----- INFORMATION PROVIDED -----

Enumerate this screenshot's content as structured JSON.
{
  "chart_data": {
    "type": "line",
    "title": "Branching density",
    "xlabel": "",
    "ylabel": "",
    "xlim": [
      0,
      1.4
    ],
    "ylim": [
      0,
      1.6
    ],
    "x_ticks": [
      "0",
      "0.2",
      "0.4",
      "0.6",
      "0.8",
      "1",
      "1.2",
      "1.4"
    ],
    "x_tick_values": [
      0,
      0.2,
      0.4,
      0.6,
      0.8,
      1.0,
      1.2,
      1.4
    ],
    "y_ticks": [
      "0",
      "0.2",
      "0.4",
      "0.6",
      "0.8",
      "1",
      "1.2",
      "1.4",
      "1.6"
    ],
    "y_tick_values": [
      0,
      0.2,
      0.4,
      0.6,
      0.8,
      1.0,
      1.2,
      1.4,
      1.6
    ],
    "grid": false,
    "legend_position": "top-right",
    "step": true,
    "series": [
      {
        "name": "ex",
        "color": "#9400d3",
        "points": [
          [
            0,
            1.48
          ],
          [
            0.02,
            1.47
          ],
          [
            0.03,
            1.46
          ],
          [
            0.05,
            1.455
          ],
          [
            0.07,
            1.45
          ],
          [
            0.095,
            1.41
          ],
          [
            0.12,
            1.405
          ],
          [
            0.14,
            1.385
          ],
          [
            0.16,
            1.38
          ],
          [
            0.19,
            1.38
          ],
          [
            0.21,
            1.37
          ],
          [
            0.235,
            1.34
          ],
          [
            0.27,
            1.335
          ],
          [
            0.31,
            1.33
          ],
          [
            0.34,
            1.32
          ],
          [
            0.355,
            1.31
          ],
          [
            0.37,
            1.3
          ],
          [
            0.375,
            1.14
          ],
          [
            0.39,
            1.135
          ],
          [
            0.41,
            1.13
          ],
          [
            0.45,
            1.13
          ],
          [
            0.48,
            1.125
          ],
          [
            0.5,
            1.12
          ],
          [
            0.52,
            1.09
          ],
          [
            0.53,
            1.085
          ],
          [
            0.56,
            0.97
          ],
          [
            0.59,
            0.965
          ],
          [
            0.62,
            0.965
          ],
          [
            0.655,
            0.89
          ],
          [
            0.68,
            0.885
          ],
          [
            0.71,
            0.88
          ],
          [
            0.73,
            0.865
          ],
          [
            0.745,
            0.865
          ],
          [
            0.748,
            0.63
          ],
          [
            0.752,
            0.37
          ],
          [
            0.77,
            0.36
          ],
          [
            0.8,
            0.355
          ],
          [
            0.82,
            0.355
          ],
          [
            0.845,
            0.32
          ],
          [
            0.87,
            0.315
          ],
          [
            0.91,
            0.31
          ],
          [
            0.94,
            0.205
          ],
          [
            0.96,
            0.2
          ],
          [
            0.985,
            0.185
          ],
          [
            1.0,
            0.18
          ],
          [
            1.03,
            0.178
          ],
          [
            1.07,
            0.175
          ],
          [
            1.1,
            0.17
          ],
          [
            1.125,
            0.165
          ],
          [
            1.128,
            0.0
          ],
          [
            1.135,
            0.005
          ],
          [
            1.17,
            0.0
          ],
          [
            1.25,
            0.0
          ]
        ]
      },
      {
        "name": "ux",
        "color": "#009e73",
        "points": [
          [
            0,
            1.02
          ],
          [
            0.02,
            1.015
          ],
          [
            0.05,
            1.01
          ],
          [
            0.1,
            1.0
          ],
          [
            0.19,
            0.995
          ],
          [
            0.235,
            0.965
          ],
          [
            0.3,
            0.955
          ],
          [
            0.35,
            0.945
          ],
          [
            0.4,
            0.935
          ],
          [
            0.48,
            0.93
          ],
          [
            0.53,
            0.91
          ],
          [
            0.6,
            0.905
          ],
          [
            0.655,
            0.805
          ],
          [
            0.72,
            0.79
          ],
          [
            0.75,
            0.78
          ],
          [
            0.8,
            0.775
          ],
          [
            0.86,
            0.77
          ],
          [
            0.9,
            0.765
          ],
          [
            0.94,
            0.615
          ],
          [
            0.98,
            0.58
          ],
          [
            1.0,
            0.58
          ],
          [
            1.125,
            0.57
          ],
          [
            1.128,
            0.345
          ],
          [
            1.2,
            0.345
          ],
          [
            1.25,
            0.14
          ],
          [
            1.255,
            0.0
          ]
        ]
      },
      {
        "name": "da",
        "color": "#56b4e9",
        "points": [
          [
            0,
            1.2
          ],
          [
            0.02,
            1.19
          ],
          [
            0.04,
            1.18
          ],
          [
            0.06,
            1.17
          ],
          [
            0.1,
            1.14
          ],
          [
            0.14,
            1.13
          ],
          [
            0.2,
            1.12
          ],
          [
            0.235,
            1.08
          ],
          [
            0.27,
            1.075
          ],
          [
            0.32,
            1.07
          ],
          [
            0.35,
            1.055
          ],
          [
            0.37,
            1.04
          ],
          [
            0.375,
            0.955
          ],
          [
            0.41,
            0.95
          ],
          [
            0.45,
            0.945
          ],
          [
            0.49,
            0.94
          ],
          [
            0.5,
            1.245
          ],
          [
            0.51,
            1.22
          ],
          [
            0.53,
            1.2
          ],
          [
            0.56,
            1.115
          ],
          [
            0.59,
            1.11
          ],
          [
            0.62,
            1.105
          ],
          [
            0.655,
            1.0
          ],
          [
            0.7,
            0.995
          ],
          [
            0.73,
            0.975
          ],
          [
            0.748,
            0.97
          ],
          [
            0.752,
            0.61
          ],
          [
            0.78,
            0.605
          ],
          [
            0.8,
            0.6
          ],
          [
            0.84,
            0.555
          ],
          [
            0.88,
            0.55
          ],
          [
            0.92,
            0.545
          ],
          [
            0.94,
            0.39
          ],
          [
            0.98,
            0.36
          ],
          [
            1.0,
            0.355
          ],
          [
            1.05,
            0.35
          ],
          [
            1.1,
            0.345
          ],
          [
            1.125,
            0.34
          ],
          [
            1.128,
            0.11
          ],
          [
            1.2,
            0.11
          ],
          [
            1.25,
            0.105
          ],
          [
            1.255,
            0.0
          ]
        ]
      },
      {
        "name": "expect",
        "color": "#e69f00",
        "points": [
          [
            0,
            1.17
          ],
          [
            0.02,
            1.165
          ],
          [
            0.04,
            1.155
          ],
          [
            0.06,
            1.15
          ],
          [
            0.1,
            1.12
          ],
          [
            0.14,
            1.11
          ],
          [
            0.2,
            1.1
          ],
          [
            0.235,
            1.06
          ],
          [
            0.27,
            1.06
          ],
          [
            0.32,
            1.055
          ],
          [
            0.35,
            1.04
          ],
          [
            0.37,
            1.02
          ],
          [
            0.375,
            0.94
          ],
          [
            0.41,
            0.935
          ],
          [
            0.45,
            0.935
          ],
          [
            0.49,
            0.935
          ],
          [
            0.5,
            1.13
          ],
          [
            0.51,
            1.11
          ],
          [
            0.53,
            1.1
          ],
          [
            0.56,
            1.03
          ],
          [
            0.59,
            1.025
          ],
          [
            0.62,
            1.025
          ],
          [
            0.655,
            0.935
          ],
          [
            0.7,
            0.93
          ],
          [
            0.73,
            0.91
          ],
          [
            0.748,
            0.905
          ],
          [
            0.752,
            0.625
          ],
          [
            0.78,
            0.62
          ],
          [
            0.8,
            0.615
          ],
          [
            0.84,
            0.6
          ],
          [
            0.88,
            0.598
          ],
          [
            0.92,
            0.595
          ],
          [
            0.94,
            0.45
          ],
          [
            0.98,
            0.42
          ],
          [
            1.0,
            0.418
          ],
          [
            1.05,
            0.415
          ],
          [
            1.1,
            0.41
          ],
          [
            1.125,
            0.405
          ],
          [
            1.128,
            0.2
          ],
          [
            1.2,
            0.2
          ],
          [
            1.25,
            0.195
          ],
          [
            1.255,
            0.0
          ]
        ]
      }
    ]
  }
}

-----

**SHORT PROBLEM**
Every record above should be copied exactly.

**ANSWER TO THIS PROBLEM**
Enumerate this screenshot's content as structured JSON.
{
  "chart_data": {
    "type": "line",
    "title": "Branching density",
    "xlabel": "",
    "ylabel": "",
    "xlim": [
      0,
      1.4
    ],
    "ylim": [
      0,
      1.6
    ],
    "x_ticks": [
      "0",
      "0.2",
      "0.4",
      "0.6",
      "0.8",
      "1",
      "1.2",
      "1.4"
    ],
    "x_tick_values": [
      0,
      0.2,
      0.4,
      0.6,
      0.8,
      1.0,
      1.2,
      1.4
    ],
    "y_ticks": [
      "0",
      "0.2",
      "0.4",
      "0.6",
      "0.8",
      "1",
      "1.2",
      "1.4",
      "1.6"
    ],
    "y_tick_values": [
      0,
      0.2,
      0.4,
      0.6,
      0.8,
      1.0,
      1.2,
      1.4,
      1.6
    ],
    "grid": false,
    "legend_position": "top-right",
    "step": true,
    "series": [
      {
        "name": "ex",
        "color": "#9400d3",
        "points": [
          [
            0,
            1.48
          ],
          [
            0.02,
            1.47
          ],
          [
            0.03,
            1.46
          ],
          [
            0.05,
            1.455
          ],
          [
            0.07,
            1.45
          ],
          [
            0.095,
            1.41
          ],
          [
            0.12,
            1.405
          ],
          [
            0.14,
            1.385
          ],
          [
            0.16,
            1.38
          ],
          [
            0.19,
            1.38
          ],
          [
            0.21,
            1.37
          ],
          [
            0.235,
            1.34
          ],
          [
            0.27,
            1.335
          ],
          [
            0.31,
            1.33
          ],
          [
            0.34,
            1.32
          ],
          [
            0.355,
            1.31
          ],
          [
            0.37,
            1.3
          ],
          [
            0.375,
            1.14
          ],
          [
            0.39,
            1.135
          ],
          [
            0.41,
            1.13
          ],
          [
            0.45,
            1.13
          ],
          [
            0.48,
            1.125
          ],
          [
            0.5,
            1.12
          ],
          [
            0.52,
            1.09
          ],
          [
            0.53,
            1.085
          ],
          [
            0.56,
            0.97
          ],
          [
            0.59,
            0.965
          ],
          [
            0.62,
            0.965
          ],
          [
            0.655,
            0.89
          ],
          [
            0.68,
            0.885
          ],
          [
            0.71,
            0.88
          ],
          [
            0.73,
            0.865
          ],
          [
            0.745,
            0.865
          ],
          [
            0.748,
            0.63
          ],
          [
            0.752,
            0.37
          ],
          [
            0.77,
            0.36
          ],
          [
            0.8,
            0.355
          ],
          [
            0.82,
            0.355
          ],
          [
            0.845,
            0.32
          ],
          [
            0.87,
            0.315
          ],
          [
            0.91,
            0.31
          ],
          [
            0.94,
            0.205
          ],
          [
            0.96,
            0.2
          ],
          [
            0.985,
            0.185
          ],
          [
            1.0,
            0.18
          ],
          [
            1.03,
            0.178
          ],
          [
            1.07,
            0.175
          ],
          [
            1.1,
            0.17
          ],
          [
            1.125,
            0.165
          ],
          [
            1.128,
            0.0
          ],
          [
            1.135,
            0.005
          ],
          [
            1.17,
            0.0
          ],
          [
            1.25,
            0.0
          ]
        ]
      },
      {
        "name": "ux",
        "color": "#009e73",
        "points": [
          [
            0,
            1.02
          ],
          [
            0.02,
            1.015
          ],
          [
            0.05,
            1.01
          ],
          [
            0.1,
            1.0
          ],
          [
            0.19,
            0.995
          ],
          [
            0.235,
            0.965
          ],
          [
            0.3,
            0.955
          ],
          [
            0.35,
            0.945
          ],
          [
            0.4,
            0.935
          ],
          [
            0.48,
            0.93
          ],
          [
            0.53,
            0.91
          ],
          [
            0.6,
            0.905
          ],
          [
            0.655,
            0.805
          ],
          [
            0.72,
            0.79
          ],
          [
            0.75,
            0.78
          ],
          [
            0.8,
            0.775
          ],
          [
            0.86,
            0.77
          ],
          [
            0.9,
            0.765
          ],
          [
            0.94,
            0.615
          ],
          [
            0.98,
            0.58
          ],
          [
            1.0,
            0.58
          ],
          [
            1.125,
            0.57
          ],
          [
            1.128,
            0.345
          ],
          [
            1.2,
            0.345
          ],
          [
            1.25,
            0.14
          ],
          [
            1.255,
            0.0
          ]
        ]
      },
      {
        "name": "da",
        "color": "#56b4e9",
        "points": [
          [
            0,
            1.2
          ],
          [
            0.02,
            1.19
          ],
          [
            0.04,
            1.18
          ],
          [
            0.06,
            1.17
          ],
          [
            0.1,
            1.14
          ],
          [
            0.14,
            1.13
          ],
          [
            0.2,
            1.12
          ],
          [
            0.235,
            1.08
          ],
          [
            0.27,
            1.075
          ],
          [
            0.32,
            1.07
          ],
          [
            0.35,
            1.055
          ],
          [
            0.37,
            1.04
          ],
          [
            0.375,
            0.955
          ],
          [
            0.41,
            0.95
          ],
          [
            0.45,
            0.945
          ],
          [
            0.49,
            0.94
          ],
          [
            0.5,
            1.245
          ],
          [
            0.51,
            1.22
          ],
          [
            0.53,
            1.2
          ],
          [
            0.56,
            1.115
          ],
          [
            0.59,
            1.11
          ],
          [
            0.62,
            1.105
          ],
          [
            0.655,
            1.0
          ],
          [
            0.7,
            0.995
          ],
          [
            0.73,
            0.975
          ],
          [
            0.748,
            0.97
          ],
          [
            0.752,
            0.61
          ],
          [
            0.78,
            0.605
          ],
          [
            0.8,
            0.6
          ],
          [
            0.84,
            0.555
          ],
          [
            0.88,
            0.55
          ],
          [
            0.92,
            0.545
          ],
          [
            0.94,
            0.39
          ],
          [
            0.98,
            0.36
          ],
          [
            1.0,
            0.355
          ],
          [
            1.05,
            0.35
          ],
          [
            1.1,
            0.345
          ],
          [
            1.125,
            0.34
          ],
          [
            1.128,
            0.11
          ],
          [
            1.2,
            0.11
          ],
          [
            1.25,
            0.105
          ],
          [
            1.255,
            0.0
          ]
        ]
      },
      {
        "name": "expect",
        "color": "#e69f00",
        "points": [
          [
            0,
            1.17
          ],
          [
            0.02,
            1.165
          ],
          [
            0.04,
            1.155
          ],
          [
            0.06,
            1.15
          ],
          [
            0.1,
            1.12
          ],
          [
            0.14,
            1.11
          ],
          [
            0.2,
            1.1
          ],
          [
            0.235,
            1.06
          ],
          [
            0.27,
            1.06
          ],
          [
            0.32,
            1.055
          ],
          [
            0.35,
            1.04
          ],
          [
            0.37,
            1.02
          ],
          [
            0.375,
            0.94
          ],
          [
            0.41,
            0.935
          ],
          [
            0.45,
            0.935
          ],
          [
            0.49,
            0.935
          ],
          [
            0.5,
            1.13
          ],
          [
            0.51,
            1.11
          ],
          [
            0.53,
            1.1
          ],
          [
            0.56,
            1.03
          ],
          [
            0.59,
            1.025
          ],
          [
            0.62,
            1.025
          ],
          [
            0.655,
            0.935
          ],
          [
            0.7,
            0.93
          ],
          [
            0.73,
            0.91
          ],
          [
            0.748,
            0.905
          ],
          [
            0.752,
            0.625
          ],
          [
            0.78,
            0.62
          ],
          [
            0.8,
            0.615
          ],
          [
            0.84,
            0.6
          ],
          [
            0.88,
            0.598
          ],
          [
            0.92,
            0.595
          ],
          [
            0.94,
            0.45
          ],
          [
            0.98,
            0.42
          ],
          [
            1.0,
            0.418
          ],
          [
            1.05,
            0.415
          ],
          [
            1.1,
            0.41
          ],
          [
            1.125,
            0.405
          ],
          [
            1.128,
            0.2
          ],
          [
            1.2,
            0.2
          ],
          [
            1.25,
            0.195
          ],
          [
            1.255,
            0.0
          ]
        ]
      }
    ]
  }
}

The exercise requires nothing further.